++++ Material for this task ++++

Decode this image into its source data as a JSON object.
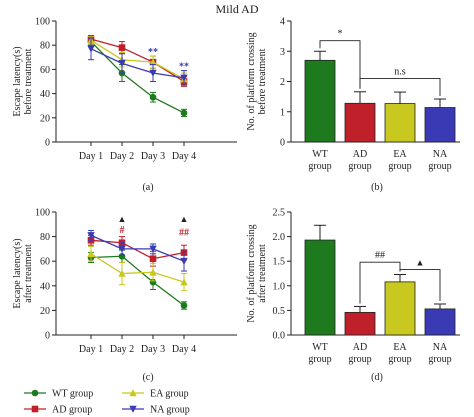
{
  "figure": {
    "title": "Mild AD"
  },
  "colors": {
    "WT": "#1d7a1d",
    "AD": "#c0202a",
    "EA": "#c8c820",
    "NA": "#3a3ab5",
    "axis": "#222222"
  },
  "legend": [
    {
      "key": "WT",
      "label": "WT group"
    },
    {
      "key": "EA",
      "label": "EA group"
    },
    {
      "key": "AD",
      "label": "AD group"
    },
    {
      "key": "NA",
      "label": "NA group"
    }
  ],
  "chart_data": [
    {
      "id": "a",
      "panel_label": "(a)",
      "type": "line",
      "ylabel_lines": [
        "Escape latency(s)",
        "before treatment"
      ],
      "categories": [
        "Day 1",
        "Day 2",
        "Day 3",
        "Day 4"
      ],
      "ylim": [
        0,
        100
      ],
      "yticks": [
        0,
        20,
        40,
        60,
        80,
        100
      ],
      "series": [
        {
          "name": "WT group",
          "key": "WT",
          "marker": "circle",
          "values": [
            83,
            57,
            37,
            24
          ],
          "err": [
            3,
            7,
            4,
            3
          ]
        },
        {
          "name": "AD group",
          "key": "AD",
          "marker": "square",
          "values": [
            85,
            78,
            66,
            50
          ],
          "err": [
            3,
            5,
            5,
            4
          ]
        },
        {
          "name": "EA group",
          "key": "EA",
          "marker": "triangle",
          "values": [
            84,
            68,
            66,
            52
          ],
          "err": [
            3,
            6,
            5,
            5
          ]
        },
        {
          "name": "NA group",
          "key": "NA",
          "marker": "triangle-down",
          "values": [
            77,
            65,
            57,
            53
          ],
          "err": [
            9,
            8,
            7,
            6
          ]
        }
      ],
      "annotations": [
        {
          "text": "**",
          "cat": 2,
          "y": 72,
          "color": "#3a3ab5"
        },
        {
          "text": "**",
          "cat": 3,
          "y": 60,
          "color": "#3a3ab5"
        }
      ]
    },
    {
      "id": "b",
      "panel_label": "(b)",
      "type": "bar",
      "ylabel_lines": [
        "No. of platform crossing",
        "before treatment"
      ],
      "categories": [
        [
          "WT",
          "group"
        ],
        [
          "AD",
          "group"
        ],
        [
          "EA",
          "group"
        ],
        [
          "NA",
          "group"
        ]
      ],
      "ylim": [
        0,
        4
      ],
      "yticks": [
        0,
        1,
        2,
        3,
        4
      ],
      "ytick_labels": [
        "0",
        "1",
        "2",
        "3",
        "4"
      ],
      "keys": [
        "WT",
        "AD",
        "EA",
        "NA"
      ],
      "values": [
        2.7,
        1.28,
        1.27,
        1.14
      ],
      "err": [
        0.3,
        0.38,
        0.38,
        0.28
      ],
      "brackets": [
        {
          "from": 0,
          "to": 1,
          "y": 3.35,
          "text": "*"
        },
        {
          "from": 1,
          "to": 3,
          "y": 2.1,
          "text": "n.s"
        }
      ]
    },
    {
      "id": "c",
      "panel_label": "(c)",
      "type": "line",
      "ylabel_lines": [
        "Escape latency(s)",
        "after treatment"
      ],
      "categories": [
        "Day 1",
        "Day 2",
        "Day 3",
        "Day 4"
      ],
      "ylim": [
        0,
        100
      ],
      "yticks": [
        0,
        20,
        40,
        60,
        80,
        100
      ],
      "series": [
        {
          "name": "WT group",
          "key": "WT",
          "marker": "circle",
          "values": [
            63,
            64,
            43,
            24
          ],
          "err": [
            4,
            5,
            6,
            3
          ]
        },
        {
          "name": "AD group",
          "key": "AD",
          "marker": "square",
          "values": [
            77,
            75,
            62,
            67
          ],
          "err": [
            4,
            5,
            6,
            6
          ]
        },
        {
          "name": "EA group",
          "key": "EA",
          "marker": "triangle",
          "values": [
            66,
            50,
            51,
            43
          ],
          "err": [
            6,
            9,
            7,
            7
          ]
        },
        {
          "name": "NA group",
          "key": "NA",
          "marker": "triangle-down",
          "values": [
            81,
            70,
            70,
            60
          ],
          "err": [
            4,
            5,
            4,
            8
          ]
        }
      ],
      "annotations": [
        {
          "text": "▲",
          "cat": 1,
          "y": 92,
          "color": "#222222"
        },
        {
          "text": "#",
          "cat": 1,
          "y": 83,
          "color": "#c0202a"
        },
        {
          "text": "▲",
          "cat": 3,
          "y": 92,
          "color": "#222222"
        },
        {
          "text": "##",
          "cat": 3,
          "y": 81,
          "color": "#c0202a"
        }
      ]
    },
    {
      "id": "d",
      "panel_label": "(d)",
      "type": "bar",
      "ylabel_lines": [
        "No. of platform crossing",
        "after treatment"
      ],
      "categories": [
        [
          "WT",
          "group"
        ],
        [
          "AD",
          "group"
        ],
        [
          "EA",
          "group"
        ],
        [
          "NA",
          "group"
        ]
      ],
      "ylim": [
        0,
        2.5
      ],
      "yticks": [
        0,
        0.5,
        1,
        1.5,
        2,
        2.5
      ],
      "ytick_labels": [
        "0.0",
        "0.5",
        "1.0",
        "1.5",
        "2.0",
        "2.5"
      ],
      "keys": [
        "WT",
        "AD",
        "EA",
        "NA"
      ],
      "values": [
        1.93,
        0.46,
        1.08,
        0.53
      ],
      "err": [
        0.3,
        0.12,
        0.15,
        0.1
      ],
      "brackets": [
        {
          "from": 1,
          "to": 2,
          "y": 1.48,
          "text": "##"
        },
        {
          "from": 2,
          "to": 3,
          "y": 1.33,
          "text": "▲"
        }
      ]
    }
  ]
}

++++

What you should do:
Go back to the records above and write them out exactly, without the pictures.

Result of the task:
Decode this image into its source data as a JSON object.
{
  "figure": {
    "title": "Mild AD"
  },
  "colors": {
    "WT": "#1d7a1d",
    "AD": "#c0202a",
    "EA": "#c8c820",
    "NA": "#3a3ab5",
    "axis": "#222222"
  },
  "legend": [
    {
      "key": "WT",
      "label": "WT group"
    },
    {
      "key": "EA",
      "label": "EA group"
    },
    {
      "key": "AD",
      "label": "AD group"
    },
    {
      "key": "NA",
      "label": "NA group"
    }
  ],
  "chart_data": [
    {
      "id": "a",
      "panel_label": "(a)",
      "type": "line",
      "ylabel_lines": [
        "Escape latency(s)",
        "before treatment"
      ],
      "categories": [
        "Day 1",
        "Day 2",
        "Day 3",
        "Day 4"
      ],
      "ylim": [
        0,
        100
      ],
      "yticks": [
        0,
        20,
        40,
        60,
        80,
        100
      ],
      "series": [
        {
          "name": "WT group",
          "key": "WT",
          "marker": "circle",
          "values": [
            83,
            57,
            37,
            24
          ],
          "err": [
            3,
            7,
            4,
            3
          ]
        },
        {
          "name": "AD group",
          "key": "AD",
          "marker": "square",
          "values": [
            85,
            78,
            66,
            50
          ],
          "err": [
            3,
            5,
            5,
            4
          ]
        },
        {
          "name": "EA group",
          "key": "EA",
          "marker": "triangle",
          "values": [
            84,
            68,
            66,
            52
          ],
          "err": [
            3,
            6,
            5,
            5
          ]
        },
        {
          "name": "NA group",
          "key": "NA",
          "marker": "triangle-down",
          "values": [
            77,
            65,
            57,
            53
          ],
          "err": [
            9,
            8,
            7,
            6
          ]
        }
      ],
      "annotations": [
        {
          "text": "**",
          "cat": 2,
          "y": 72,
          "color": "#3a3ab5"
        },
        {
          "text": "**",
          "cat": 3,
          "y": 60,
          "color": "#3a3ab5"
        }
      ]
    },
    {
      "id": "b",
      "panel_label": "(b)",
      "type": "bar",
      "ylabel_lines": [
        "No. of platform crossing",
        "before treatment"
      ],
      "categories": [
        [
          "WT",
          "group"
        ],
        [
          "AD",
          "group"
        ],
        [
          "EA",
          "group"
        ],
        [
          "NA",
          "group"
        ]
      ],
      "ylim": [
        0,
        4
      ],
      "yticks": [
        0,
        1,
        2,
        3,
        4
      ],
      "ytick_labels": [
        "0",
        "1",
        "2",
        "3",
        "4"
      ],
      "keys": [
        "WT",
        "AD",
        "EA",
        "NA"
      ],
      "values": [
        2.7,
        1.28,
        1.27,
        1.14
      ],
      "err": [
        0.3,
        0.38,
        0.38,
        0.28
      ],
      "brackets": [
        {
          "from": 0,
          "to": 1,
          "y": 3.35,
          "text": "*"
        },
        {
          "from": 1,
          "to": 3,
          "y": 2.1,
          "text": "n.s"
        }
      ]
    },
    {
      "id": "c",
      "panel_label": "(c)",
      "type": "line",
      "ylabel_lines": [
        "Escape latency(s)",
        "after treatment"
      ],
      "categories": [
        "Day 1",
        "Day 2",
        "Day 3",
        "Day 4"
      ],
      "ylim": [
        0,
        100
      ],
      "yticks": [
        0,
        20,
        40,
        60,
        80,
        100
      ],
      "series": [
        {
          "name": "WT group",
          "key": "WT",
          "marker": "circle",
          "values": [
            63,
            64,
            43,
            24
          ],
          "err": [
            4,
            5,
            6,
            3
          ]
        },
        {
          "name": "AD group",
          "key": "AD",
          "marker": "square",
          "values": [
            77,
            75,
            62,
            67
          ],
          "err": [
            4,
            5,
            6,
            6
          ]
        },
        {
          "name": "EA group",
          "key": "EA",
          "marker": "triangle",
          "values": [
            66,
            50,
            51,
            43
          ],
          "err": [
            6,
            9,
            7,
            7
          ]
        },
        {
          "name": "NA group",
          "key": "NA",
          "marker": "triangle-down",
          "values": [
            81,
            70,
            70,
            60
          ],
          "err": [
            4,
            5,
            4,
            8
          ]
        }
      ],
      "annotations": [
        {
          "text": "▲",
          "cat": 1,
          "y": 92,
          "color": "#222222"
        },
        {
          "text": "#",
          "cat": 1,
          "y": 83,
          "color": "#c0202a"
        },
        {
          "text": "▲",
          "cat": 3,
          "y": 92,
          "color": "#222222"
        },
        {
          "text": "##",
          "cat": 3,
          "y": 81,
          "color": "#c0202a"
        }
      ]
    },
    {
      "id": "d",
      "panel_label": "(d)",
      "type": "bar",
      "ylabel_lines": [
        "No. of platform crossing",
        "after treatment"
      ],
      "categories": [
        [
          "WT",
          "group"
        ],
        [
          "AD",
          "group"
        ],
        [
          "EA",
          "group"
        ],
        [
          "NA",
          "group"
        ]
      ],
      "ylim": [
        0,
        2.5
      ],
      "yticks": [
        0,
        0.5,
        1,
        1.5,
        2,
        2.5
      ],
      "ytick_labels": [
        "0.0",
        "0.5",
        "1.0",
        "1.5",
        "2.0",
        "2.5"
      ],
      "keys": [
        "WT",
        "AD",
        "EA",
        "NA"
      ],
      "values": [
        1.93,
        0.46,
        1.08,
        0.53
      ],
      "err": [
        0.3,
        0.12,
        0.15,
        0.1
      ],
      "brackets": [
        {
          "from": 1,
          "to": 2,
          "y": 1.48,
          "text": "##"
        },
        {
          "from": 2,
          "to": 3,
          "y": 1.33,
          "text": "▲"
        }
      ]
    }
  ]
}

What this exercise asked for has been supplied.